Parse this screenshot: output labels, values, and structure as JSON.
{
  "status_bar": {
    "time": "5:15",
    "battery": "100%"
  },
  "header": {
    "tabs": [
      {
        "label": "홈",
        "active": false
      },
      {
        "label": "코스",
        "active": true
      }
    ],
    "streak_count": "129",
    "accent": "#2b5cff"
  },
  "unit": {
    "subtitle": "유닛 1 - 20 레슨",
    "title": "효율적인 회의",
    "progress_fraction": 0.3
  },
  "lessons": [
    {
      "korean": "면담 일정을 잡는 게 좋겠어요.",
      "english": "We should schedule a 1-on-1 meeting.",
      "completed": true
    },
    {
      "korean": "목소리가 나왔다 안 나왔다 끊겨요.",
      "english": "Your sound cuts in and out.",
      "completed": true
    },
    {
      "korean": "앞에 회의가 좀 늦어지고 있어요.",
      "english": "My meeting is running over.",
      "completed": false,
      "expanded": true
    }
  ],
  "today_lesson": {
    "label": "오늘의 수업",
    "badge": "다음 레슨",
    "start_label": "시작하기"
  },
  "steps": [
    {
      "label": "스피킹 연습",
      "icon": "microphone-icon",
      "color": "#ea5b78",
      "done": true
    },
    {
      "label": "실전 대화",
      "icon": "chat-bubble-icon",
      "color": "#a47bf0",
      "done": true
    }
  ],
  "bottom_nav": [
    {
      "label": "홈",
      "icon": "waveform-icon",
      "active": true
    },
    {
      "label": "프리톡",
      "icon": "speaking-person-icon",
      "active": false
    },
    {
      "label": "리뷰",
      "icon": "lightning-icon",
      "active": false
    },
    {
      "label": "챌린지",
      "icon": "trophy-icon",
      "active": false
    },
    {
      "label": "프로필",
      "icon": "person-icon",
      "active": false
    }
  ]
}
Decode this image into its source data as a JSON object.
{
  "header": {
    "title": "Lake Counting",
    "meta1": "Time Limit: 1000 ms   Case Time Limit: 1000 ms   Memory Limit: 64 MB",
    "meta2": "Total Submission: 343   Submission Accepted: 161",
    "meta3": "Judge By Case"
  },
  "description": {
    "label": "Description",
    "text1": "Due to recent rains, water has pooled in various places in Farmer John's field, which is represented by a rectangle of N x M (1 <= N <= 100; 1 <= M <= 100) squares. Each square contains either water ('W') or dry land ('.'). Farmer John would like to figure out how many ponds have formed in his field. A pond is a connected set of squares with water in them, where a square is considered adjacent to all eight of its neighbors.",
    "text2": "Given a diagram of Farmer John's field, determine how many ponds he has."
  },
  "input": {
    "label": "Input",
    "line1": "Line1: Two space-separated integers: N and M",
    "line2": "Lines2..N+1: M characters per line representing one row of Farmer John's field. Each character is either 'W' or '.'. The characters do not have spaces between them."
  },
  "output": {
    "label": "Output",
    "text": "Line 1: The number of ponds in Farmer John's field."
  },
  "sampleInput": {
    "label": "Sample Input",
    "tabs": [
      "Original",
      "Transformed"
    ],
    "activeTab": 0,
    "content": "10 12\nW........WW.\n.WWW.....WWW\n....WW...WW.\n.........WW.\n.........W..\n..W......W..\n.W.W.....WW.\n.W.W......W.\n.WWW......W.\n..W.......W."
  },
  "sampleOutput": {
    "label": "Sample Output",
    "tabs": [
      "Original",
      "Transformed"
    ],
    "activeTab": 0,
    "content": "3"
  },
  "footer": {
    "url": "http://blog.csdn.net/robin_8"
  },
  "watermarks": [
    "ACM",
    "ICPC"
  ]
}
════
* _EXERCISE_
Copy each line of the records that contains the word "content".

* _RESPONSE TO THIS TASK_
    "content": "10 12\nW........WW.\n.WWW.....WWW\n....WW...WW.\n.........WW.\n.........W..\n..W......W..\n.W.W.....WW.\n.W.W......W.\n.WWW......W.\n..W.......W."
    "content": "3"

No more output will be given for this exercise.